Your task :: Print each of the items below verbatim, keeping every line and character unchanged.

Spatial layout entries ::
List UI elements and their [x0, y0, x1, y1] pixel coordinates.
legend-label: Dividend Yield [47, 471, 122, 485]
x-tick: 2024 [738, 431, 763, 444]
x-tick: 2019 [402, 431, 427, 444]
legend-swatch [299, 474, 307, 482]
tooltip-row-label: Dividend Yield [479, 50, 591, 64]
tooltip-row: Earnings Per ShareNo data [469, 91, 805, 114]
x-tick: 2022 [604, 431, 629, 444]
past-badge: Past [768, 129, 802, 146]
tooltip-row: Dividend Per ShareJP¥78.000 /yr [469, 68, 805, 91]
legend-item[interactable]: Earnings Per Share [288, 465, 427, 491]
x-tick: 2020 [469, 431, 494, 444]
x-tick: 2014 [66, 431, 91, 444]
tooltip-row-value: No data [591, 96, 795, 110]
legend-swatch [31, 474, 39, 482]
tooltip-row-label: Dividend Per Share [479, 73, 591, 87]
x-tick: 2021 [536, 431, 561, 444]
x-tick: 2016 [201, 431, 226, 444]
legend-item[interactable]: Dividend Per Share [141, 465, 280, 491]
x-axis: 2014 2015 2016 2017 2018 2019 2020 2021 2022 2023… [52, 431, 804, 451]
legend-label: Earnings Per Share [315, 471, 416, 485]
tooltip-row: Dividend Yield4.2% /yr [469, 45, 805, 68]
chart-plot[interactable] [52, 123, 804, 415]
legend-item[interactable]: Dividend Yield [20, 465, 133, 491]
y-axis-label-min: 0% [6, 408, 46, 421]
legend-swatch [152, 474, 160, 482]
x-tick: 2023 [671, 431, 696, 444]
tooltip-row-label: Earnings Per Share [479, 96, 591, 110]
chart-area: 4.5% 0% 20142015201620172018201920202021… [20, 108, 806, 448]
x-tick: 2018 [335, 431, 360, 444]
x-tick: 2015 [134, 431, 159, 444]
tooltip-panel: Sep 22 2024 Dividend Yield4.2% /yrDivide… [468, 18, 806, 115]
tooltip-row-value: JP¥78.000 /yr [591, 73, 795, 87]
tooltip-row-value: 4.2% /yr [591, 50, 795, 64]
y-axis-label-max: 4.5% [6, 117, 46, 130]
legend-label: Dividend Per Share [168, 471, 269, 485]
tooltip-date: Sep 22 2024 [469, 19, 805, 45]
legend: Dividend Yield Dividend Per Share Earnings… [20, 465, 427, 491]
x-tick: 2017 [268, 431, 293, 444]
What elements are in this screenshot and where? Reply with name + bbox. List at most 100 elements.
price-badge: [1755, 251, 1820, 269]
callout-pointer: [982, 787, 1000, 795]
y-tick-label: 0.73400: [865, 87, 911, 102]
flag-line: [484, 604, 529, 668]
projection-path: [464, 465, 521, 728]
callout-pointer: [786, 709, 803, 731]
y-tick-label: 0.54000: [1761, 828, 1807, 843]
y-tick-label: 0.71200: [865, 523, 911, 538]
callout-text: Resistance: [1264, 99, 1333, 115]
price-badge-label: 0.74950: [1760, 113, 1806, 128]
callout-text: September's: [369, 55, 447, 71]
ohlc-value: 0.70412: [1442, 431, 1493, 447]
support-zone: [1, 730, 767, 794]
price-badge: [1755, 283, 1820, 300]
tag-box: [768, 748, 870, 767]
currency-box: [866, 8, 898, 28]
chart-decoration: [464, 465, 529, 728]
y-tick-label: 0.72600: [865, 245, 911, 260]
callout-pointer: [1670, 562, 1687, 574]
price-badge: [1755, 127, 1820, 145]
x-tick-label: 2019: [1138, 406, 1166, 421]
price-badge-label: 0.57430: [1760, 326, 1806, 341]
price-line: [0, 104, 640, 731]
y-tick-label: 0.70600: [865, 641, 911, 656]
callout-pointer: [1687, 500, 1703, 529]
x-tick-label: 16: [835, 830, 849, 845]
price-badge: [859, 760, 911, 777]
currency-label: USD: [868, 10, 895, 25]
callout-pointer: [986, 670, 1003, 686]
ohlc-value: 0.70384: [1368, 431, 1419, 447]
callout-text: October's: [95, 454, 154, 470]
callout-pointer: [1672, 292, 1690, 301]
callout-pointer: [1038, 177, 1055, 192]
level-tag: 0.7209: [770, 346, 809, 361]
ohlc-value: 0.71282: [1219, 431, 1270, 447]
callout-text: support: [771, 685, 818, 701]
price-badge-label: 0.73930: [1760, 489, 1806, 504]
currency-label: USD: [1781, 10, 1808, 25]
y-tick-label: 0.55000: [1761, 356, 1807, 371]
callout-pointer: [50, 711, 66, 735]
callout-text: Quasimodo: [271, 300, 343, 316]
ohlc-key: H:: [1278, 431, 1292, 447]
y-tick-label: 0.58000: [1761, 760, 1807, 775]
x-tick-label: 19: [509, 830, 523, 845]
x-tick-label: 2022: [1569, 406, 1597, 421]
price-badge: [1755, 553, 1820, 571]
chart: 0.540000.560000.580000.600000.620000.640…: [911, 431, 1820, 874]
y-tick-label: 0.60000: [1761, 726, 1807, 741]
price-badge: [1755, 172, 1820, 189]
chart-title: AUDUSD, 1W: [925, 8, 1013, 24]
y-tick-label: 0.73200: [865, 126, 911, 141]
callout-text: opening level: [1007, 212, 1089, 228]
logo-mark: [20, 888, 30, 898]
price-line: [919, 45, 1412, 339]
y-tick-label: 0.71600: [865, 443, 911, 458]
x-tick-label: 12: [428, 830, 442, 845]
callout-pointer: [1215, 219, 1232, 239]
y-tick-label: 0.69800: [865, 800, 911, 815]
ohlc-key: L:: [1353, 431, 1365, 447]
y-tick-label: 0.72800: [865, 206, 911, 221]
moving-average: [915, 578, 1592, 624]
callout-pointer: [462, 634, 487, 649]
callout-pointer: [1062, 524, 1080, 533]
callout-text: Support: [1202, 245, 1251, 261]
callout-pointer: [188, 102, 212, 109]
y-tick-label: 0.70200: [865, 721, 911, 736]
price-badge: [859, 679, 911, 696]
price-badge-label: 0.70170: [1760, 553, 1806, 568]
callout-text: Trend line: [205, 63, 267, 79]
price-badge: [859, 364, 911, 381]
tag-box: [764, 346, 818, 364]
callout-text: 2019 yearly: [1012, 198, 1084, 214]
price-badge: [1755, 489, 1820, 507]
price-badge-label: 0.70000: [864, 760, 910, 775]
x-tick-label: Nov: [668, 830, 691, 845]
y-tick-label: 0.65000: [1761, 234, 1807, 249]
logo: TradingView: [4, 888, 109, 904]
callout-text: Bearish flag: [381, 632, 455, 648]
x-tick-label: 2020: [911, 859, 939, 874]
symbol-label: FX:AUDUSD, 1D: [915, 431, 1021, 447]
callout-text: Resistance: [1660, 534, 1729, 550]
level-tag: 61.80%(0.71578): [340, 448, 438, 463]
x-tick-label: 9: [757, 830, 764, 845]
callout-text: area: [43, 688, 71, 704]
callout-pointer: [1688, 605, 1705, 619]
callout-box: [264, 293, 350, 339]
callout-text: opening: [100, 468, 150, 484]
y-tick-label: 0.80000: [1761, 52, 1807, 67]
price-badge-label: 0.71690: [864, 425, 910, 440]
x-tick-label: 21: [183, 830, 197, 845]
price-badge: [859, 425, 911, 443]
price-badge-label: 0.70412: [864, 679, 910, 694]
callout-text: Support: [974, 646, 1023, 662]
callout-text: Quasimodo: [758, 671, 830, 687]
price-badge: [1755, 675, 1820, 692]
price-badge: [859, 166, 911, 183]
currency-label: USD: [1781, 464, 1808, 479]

Result ::
List UI elements and their [x0, y0, x1, y1] pixel coordinates.
legend-label: Dividend Yield [47, 471, 122, 485]
x-tick: 2024 [738, 431, 763, 444]
x-tick: 2019 [402, 431, 427, 444]
legend-swatch [299, 474, 307, 482]
tooltip-row-label: Dividend Yield [479, 50, 591, 64]
tooltip-row: Earnings Per ShareNo data [469, 91, 805, 114]
x-tick: 2022 [604, 431, 629, 444]
past-badge: Past [768, 129, 802, 146]
tooltip-row: Dividend Per ShareJP¥78.000 /yr [469, 68, 805, 91]
legend-item[interactable]: Earnings Per Share [288, 465, 427, 491]
x-tick: 2020 [469, 431, 494, 444]
x-tick: 2014 [66, 431, 91, 444]
tooltip-row-value: No data [591, 96, 795, 110]
legend-swatch [31, 474, 39, 482]
tooltip-row-label: Dividend Per Share [479, 73, 591, 87]
x-tick: 2021 [536, 431, 561, 444]
x-tick: 2016 [201, 431, 226, 444]
legend-item[interactable]: Dividend Per Share [141, 465, 280, 491]
x-axis: 2014 2015 2016 2017 2018 2019 2020 2021 2022 2023… [52, 431, 804, 451]
legend-label: Earnings Per Share [315, 471, 416, 485]
tooltip-row: Dividend Yield4.2% /yr [469, 45, 805, 68]
chart-plot[interactable] [52, 123, 804, 415]
legend-item[interactable]: Dividend Yield [20, 465, 133, 491]
y-axis-label-min: 0% [6, 408, 46, 421]
legend-swatch [152, 474, 160, 482]
x-tick: 2023 [671, 431, 696, 444]
tooltip-row-label: Earnings Per Share [479, 96, 591, 110]
chart-area: 4.5% 0% 20142015201620172018201920202021… [20, 108, 806, 448]
x-tick: 2018 [335, 431, 360, 444]
x-tick: 2015 [134, 431, 159, 444]
tooltip-panel: Sep 22 2024 Dividend Yield4.2% /yrDivide… [468, 18, 806, 115]
tooltip-row-value: JP¥78.000 /yr [591, 73, 795, 87]
tooltip-row-value: 4.2% /yr [591, 50, 795, 64]
y-axis-label-max: 4.5% [6, 117, 46, 130]
legend-label: Dividend Per Share [168, 471, 269, 485]
tooltip-date: Sep 22 2024 [469, 19, 805, 45]
legend: Dividend Yield Dividend Per Share Earnings… [20, 465, 427, 491]
x-tick: 2017 [268, 431, 293, 444]
What elements are in this screenshot and where? Reply with name + bbox. List at most 100 elements.
price-badge: [1755, 251, 1820, 269]
callout-pointer: [982, 787, 1000, 795]
y-tick-label: 0.73400: [865, 87, 911, 102]
flag-line: [484, 604, 529, 668]
projection-path: [464, 465, 521, 728]
callout-pointer: [786, 709, 803, 731]
y-tick-label: 0.54000: [1761, 828, 1807, 843]
y-tick-label: 0.71200: [865, 523, 911, 538]
callout-text: Resistance: [1264, 99, 1333, 115]
price-badge-label: 0.74950: [1760, 113, 1806, 128]
callout-text: September's: [369, 55, 447, 71]
ohlc-value: 0.70412: [1442, 431, 1493, 447]
support-zone: [1, 730, 767, 794]
price-badge: [1755, 283, 1820, 300]
tag-box: [768, 748, 870, 767]
currency-box: [866, 8, 898, 28]
chart-decoration: [464, 465, 529, 728]
y-tick-label: 0.72600: [865, 245, 911, 260]
callout-pointer: [1670, 562, 1687, 574]
price-badge: [1755, 127, 1820, 145]
x-tick-label: 2019: [1138, 406, 1166, 421]
price-badge-label: 0.57430: [1760, 326, 1806, 341]
price-line: [0, 104, 640, 731]
y-tick-label: 0.70600: [865, 641, 911, 656]
callout-pointer: [1687, 500, 1703, 529]
x-tick-label: 16: [835, 830, 849, 845]
price-badge: [859, 760, 911, 777]
currency-label: USD: [868, 10, 895, 25]
callout-pointer: [986, 670, 1003, 686]
ohlc-value: 0.70384: [1368, 431, 1419, 447]
callout-text: October's: [95, 454, 154, 470]
callout-pointer: [1672, 292, 1690, 301]
callout-pointer: [1038, 177, 1055, 192]
level-tag: 0.7209: [770, 346, 809, 361]
ohlc-value: 0.71282: [1219, 431, 1270, 447]
callout-text: support: [771, 685, 818, 701]
price-badge-label: 0.73930: [1760, 489, 1806, 504]
currency-label: USD: [1781, 10, 1808, 25]
y-tick-label: 0.55000: [1761, 356, 1807, 371]
callout-pointer: [50, 711, 66, 735]
callout-text: Quasimodo: [271, 300, 343, 316]
ohlc-key: H:: [1278, 431, 1292, 447]
y-tick-label: 0.58000: [1761, 760, 1807, 775]
x-tick-label: 19: [509, 830, 523, 845]
x-tick-label: 2022: [1569, 406, 1597, 421]
price-badge: [1755, 553, 1820, 571]
chart: 0.540000.560000.580000.600000.620000.640…: [911, 431, 1820, 874]
y-tick-label: 0.60000: [1761, 726, 1807, 741]
price-badge: [1755, 172, 1820, 189]
chart-title: AUDUSD, 1W: [925, 8, 1013, 24]
y-tick-label: 0.73200: [865, 126, 911, 141]
callout-text: opening level: [1007, 212, 1089, 228]
logo-mark: [20, 888, 30, 898]
price-line: [919, 45, 1412, 339]
y-tick-label: 0.71600: [865, 443, 911, 458]
x-tick-label: 12: [428, 830, 442, 845]
callout-pointer: [1215, 219, 1232, 239]
y-tick-label: 0.69800: [865, 800, 911, 815]
ohlc-key: L:: [1353, 431, 1365, 447]
y-tick-label: 0.72800: [865, 206, 911, 221]
moving-average: [915, 578, 1592, 624]
callout-pointer: [462, 634, 487, 649]
callout-pointer: [1062, 524, 1080, 533]
callout-text: Support: [1202, 245, 1251, 261]
callout-pointer: [188, 102, 212, 109]
y-tick-label: 0.70200: [865, 721, 911, 736]
price-badge: [859, 679, 911, 696]
price-badge-label: 0.70170: [1760, 553, 1806, 568]
callout-text: Trend line: [205, 63, 267, 79]
price-badge: [859, 364, 911, 381]
tag-box: [764, 346, 818, 364]
callout-text: 2019 yearly: [1012, 198, 1084, 214]
price-badge: [1755, 489, 1820, 507]
price-badge-label: 0.70000: [864, 760, 910, 775]
x-tick-label: Nov: [668, 830, 691, 845]
y-tick-label: 0.65000: [1761, 234, 1807, 249]
logo: TradingView: [4, 888, 109, 904]
callout-text: Bearish flag: [381, 632, 455, 648]
x-tick-label: 2020: [911, 859, 939, 874]
symbol-label: FX:AUDUSD, 1D: [915, 431, 1021, 447]
callout-text: Resistance: [1660, 534, 1729, 550]
level-tag: 61.80%(0.71578): [340, 448, 438, 463]
x-tick-label: 9: [757, 830, 764, 845]
callout-text: area: [43, 688, 71, 704]
callout-pointer: [1688, 605, 1705, 619]
callout-box: [264, 293, 350, 339]
callout-text: opening: [100, 468, 150, 484]
y-tick-label: 0.80000: [1761, 52, 1807, 67]
price-badge-label: 0.71690: [864, 425, 910, 440]
x-tick-label: 21: [183, 830, 197, 845]
price-badge: [859, 425, 911, 443]
price-badge-label: 0.70412: [864, 679, 910, 694]
callout-text: Support: [974, 646, 1023, 662]
callout-text: Quasimodo: [758, 671, 830, 687]
price-badge: [1755, 675, 1820, 692]
price-badge: [859, 166, 911, 183]
currency-label: USD: [1781, 464, 1808, 479]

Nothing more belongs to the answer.